* _EXERCISE_: Without including any pictures, write out all the entries exactly.

[begin SOURCE DATA]

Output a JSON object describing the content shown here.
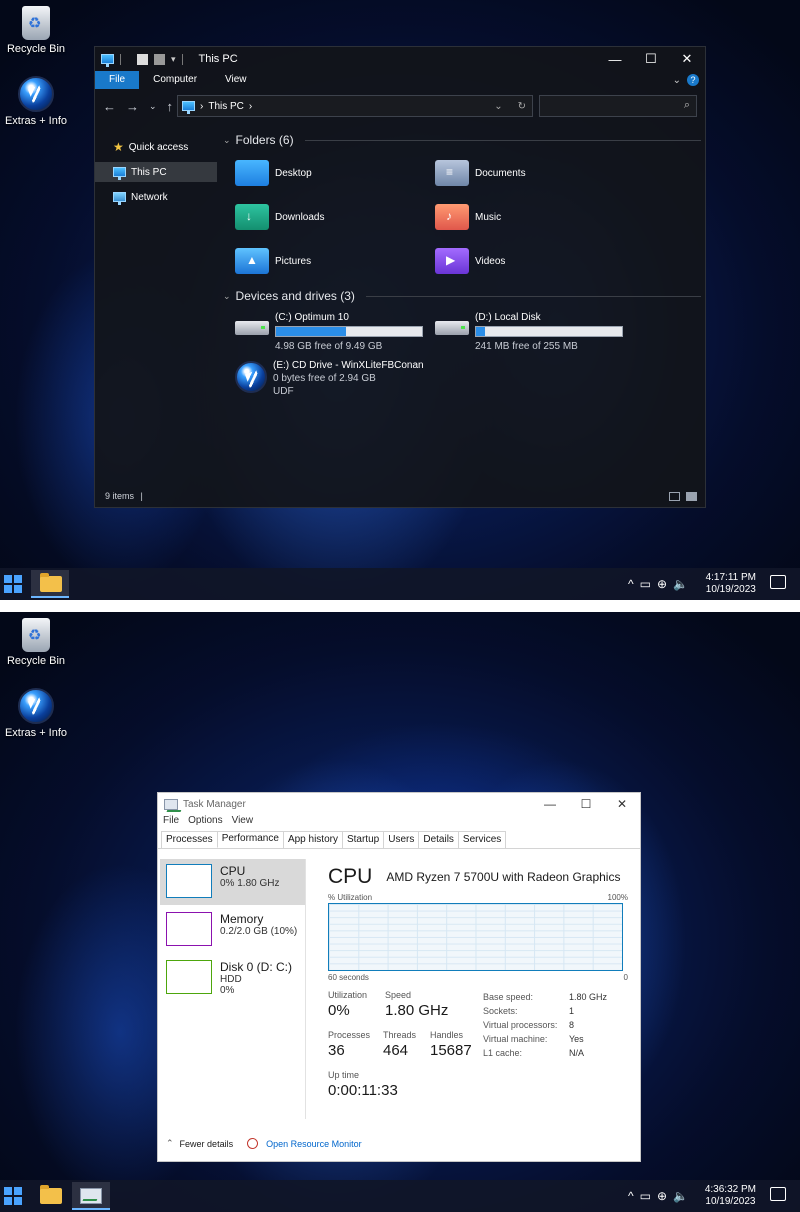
{
  "shot1": {
    "desktop_icons": [
      "Recycle Bin",
      "Extras + Info"
    ],
    "explorer": {
      "title": "This PC",
      "ribbon_tabs": [
        "File",
        "Computer",
        "View"
      ],
      "address": "This PC",
      "nav": [
        "Quick access",
        "This PC",
        "Network"
      ],
      "folders_heading": "Folders (6)",
      "folders": [
        "Desktop",
        "Documents",
        "Downloads",
        "Music",
        "Pictures",
        "Videos"
      ],
      "drives_heading": "Devices and drives (3)",
      "drives": [
        {
          "name": "(C:) Optimum 10",
          "free": "4.98 GB free of 9.49 GB",
          "used_fraction": 0.48
        },
        {
          "name": "(D:) Local Disk",
          "free": "241 MB free of 255 MB",
          "used_fraction": 0.06
        },
        {
          "name": "(E:) CD Drive - WinXLiteFBConan",
          "free": "0 bytes free of 2.94 GB",
          "fs": "UDF"
        }
      ],
      "status": "9 items"
    },
    "taskbar": {
      "time": "4:17:11 PM",
      "date": "10/19/2023"
    }
  },
  "shot2": {
    "desktop_icons": [
      "Recycle Bin",
      "Extras + Info"
    ],
    "taskmgr": {
      "title": "Task Manager",
      "menu": [
        "File",
        "Options",
        "View"
      ],
      "tabs": [
        "Processes",
        "Performance",
        "App history",
        "Startup",
        "Users",
        "Details",
        "Services"
      ],
      "resources": [
        {
          "name": "CPU",
          "detail": "0% 1.80 GHz",
          "detail2": ""
        },
        {
          "name": "Memory",
          "detail": "0.2/2.0 GB (10%)",
          "detail2": ""
        },
        {
          "name": "Disk 0 (D: C:)",
          "detail": "HDD",
          "detail2": "0%"
        }
      ],
      "heading": "CPU",
      "model": "AMD Ryzen 7 5700U with Radeon Graphics",
      "graph_label": "% Utilization",
      "graph_max": "100%",
      "graph_time": "60 seconds",
      "graph_min": "0",
      "utilization_label": "Utilization",
      "utilization": "0%",
      "speed_label": "Speed",
      "speed": "1.80 GHz",
      "processes_label": "Processes",
      "processes": "36",
      "threads_label": "Threads",
      "threads": "464",
      "handles_label": "Handles",
      "handles": "15687",
      "uptime_label": "Up time",
      "uptime": "0:00:11:33",
      "specs": [
        {
          "k": "Base speed:",
          "v": "1.80 GHz"
        },
        {
          "k": "Sockets:",
          "v": "1"
        },
        {
          "k": "Virtual processors:",
          "v": "8"
        },
        {
          "k": "Virtual machine:",
          "v": "Yes"
        },
        {
          "k": "L1 cache:",
          "v": "N/A"
        }
      ],
      "fewer_details": "Fewer details",
      "resource_monitor": "Open Resource Monitor"
    },
    "taskbar": {
      "time": "4:36:32 PM",
      "date": "10/19/2023"
    }
  }
}
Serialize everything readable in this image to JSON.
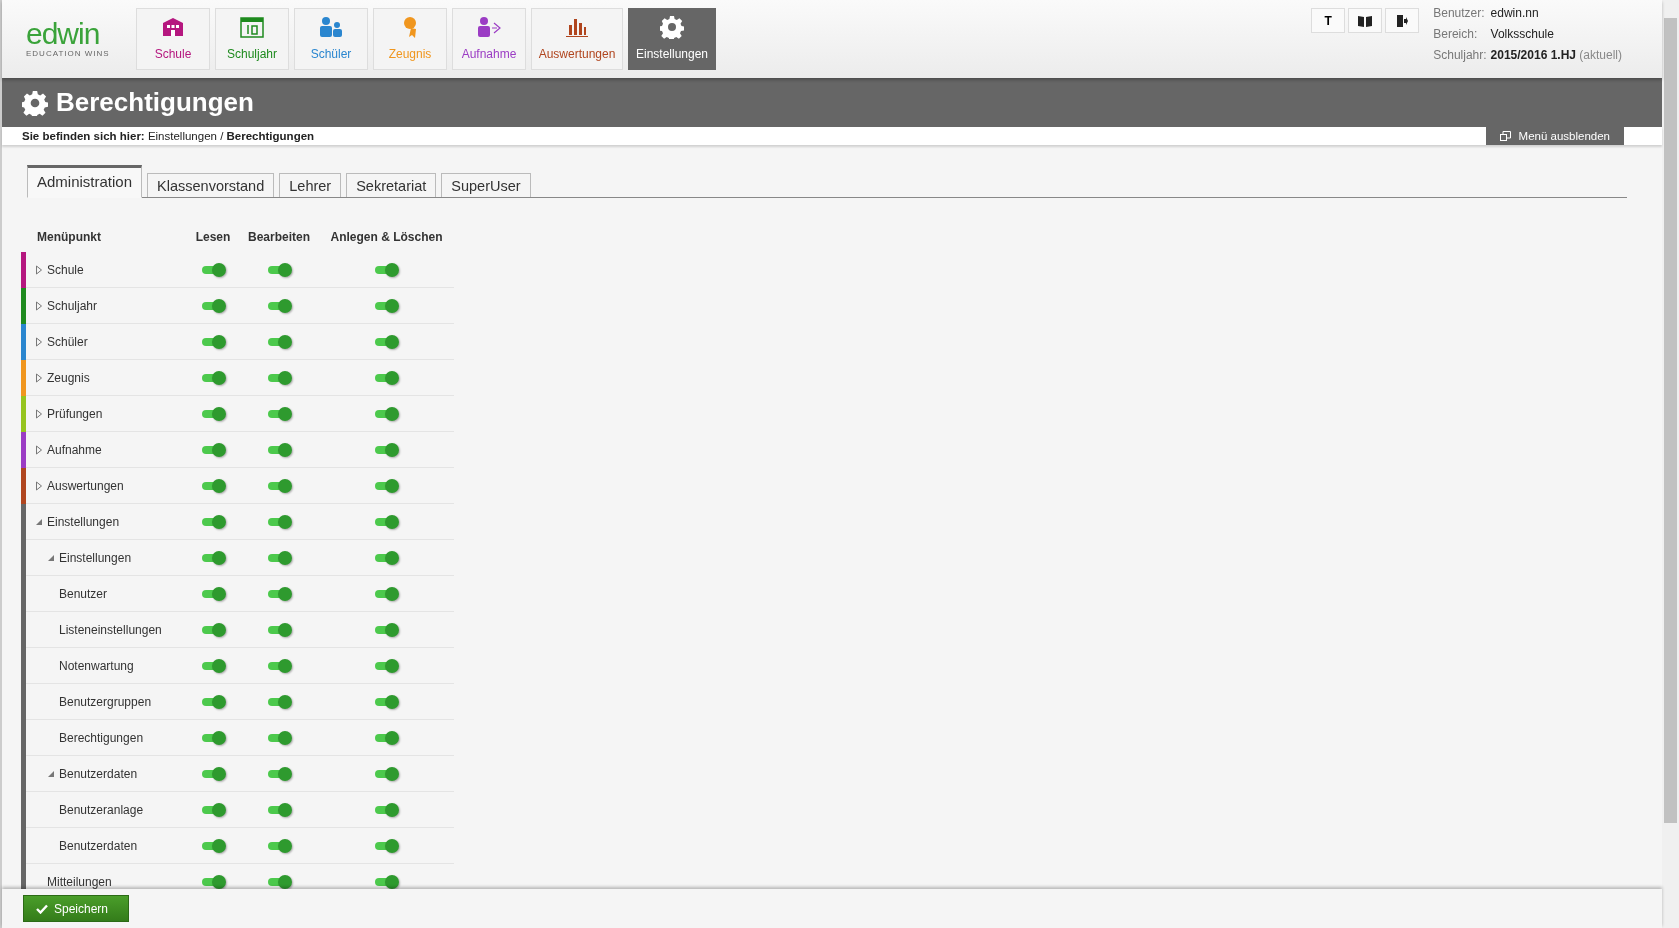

[end SOURCE DATA]

* _EXERCISE ANSWER_:
Output a JSON object describing the content shown here.
{
  "shot1": {
    "desktop_icons": [
      "Recycle Bin",
      "Extras + Info"
    ],
    "explorer": {
      "title": "This PC",
      "ribbon_tabs": [
        "File",
        "Computer",
        "View"
      ],
      "address": "This PC",
      "nav": [
        "Quick access",
        "This PC",
        "Network"
      ],
      "folders_heading": "Folders (6)",
      "folders": [
        "Desktop",
        "Documents",
        "Downloads",
        "Music",
        "Pictures",
        "Videos"
      ],
      "drives_heading": "Devices and drives (3)",
      "drives": [
        {
          "name": "(C:) Optimum 10",
          "free": "4.98 GB free of 9.49 GB",
          "used_fraction": 0.48
        },
        {
          "name": "(D:) Local Disk",
          "free": "241 MB free of 255 MB",
          "used_fraction": 0.06
        },
        {
          "name": "(E:) CD Drive - WinXLiteFBConan",
          "free": "0 bytes free of 2.94 GB",
          "fs": "UDF"
        }
      ],
      "status": "9 items"
    },
    "taskbar": {
      "time": "4:17:11 PM",
      "date": "10/19/2023"
    }
  },
  "shot2": {
    "desktop_icons": [
      "Recycle Bin",
      "Extras + Info"
    ],
    "taskmgr": {
      "title": "Task Manager",
      "menu": [
        "File",
        "Options",
        "View"
      ],
      "tabs": [
        "Processes",
        "Performance",
        "App history",
        "Startup",
        "Users",
        "Details",
        "Services"
      ],
      "resources": [
        {
          "name": "CPU",
          "detail": "0% 1.80 GHz",
          "detail2": ""
        },
        {
          "name": "Memory",
          "detail": "0.2/2.0 GB (10%)",
          "detail2": ""
        },
        {
          "name": "Disk 0 (D: C:)",
          "detail": "HDD",
          "detail2": "0%"
        }
      ],
      "heading": "CPU",
      "model": "AMD Ryzen 7 5700U with Radeon Graphics",
      "graph_label": "% Utilization",
      "graph_max": "100%",
      "graph_time": "60 seconds",
      "graph_min": "0",
      "utilization_label": "Utilization",
      "utilization": "0%",
      "speed_label": "Speed",
      "speed": "1.80 GHz",
      "processes_label": "Processes",
      "processes": "36",
      "threads_label": "Threads",
      "threads": "464",
      "handles_label": "Handles",
      "handles": "15687",
      "uptime_label": "Up time",
      "uptime": "0:00:11:33",
      "specs": [
        {
          "k": "Base speed:",
          "v": "1.80 GHz"
        },
        {
          "k": "Sockets:",
          "v": "1"
        },
        {
          "k": "Virtual processors:",
          "v": "8"
        },
        {
          "k": "Virtual machine:",
          "v": "Yes"
        },
        {
          "k": "L1 cache:",
          "v": "N/A"
        }
      ],
      "fewer_details": "Fewer details",
      "resource_monitor": "Open Resource Monitor"
    },
    "taskbar": {
      "time": "4:36:32 PM",
      "date": "10/19/2023"
    }
  }
}
Serialize everything readable in this image to JSON.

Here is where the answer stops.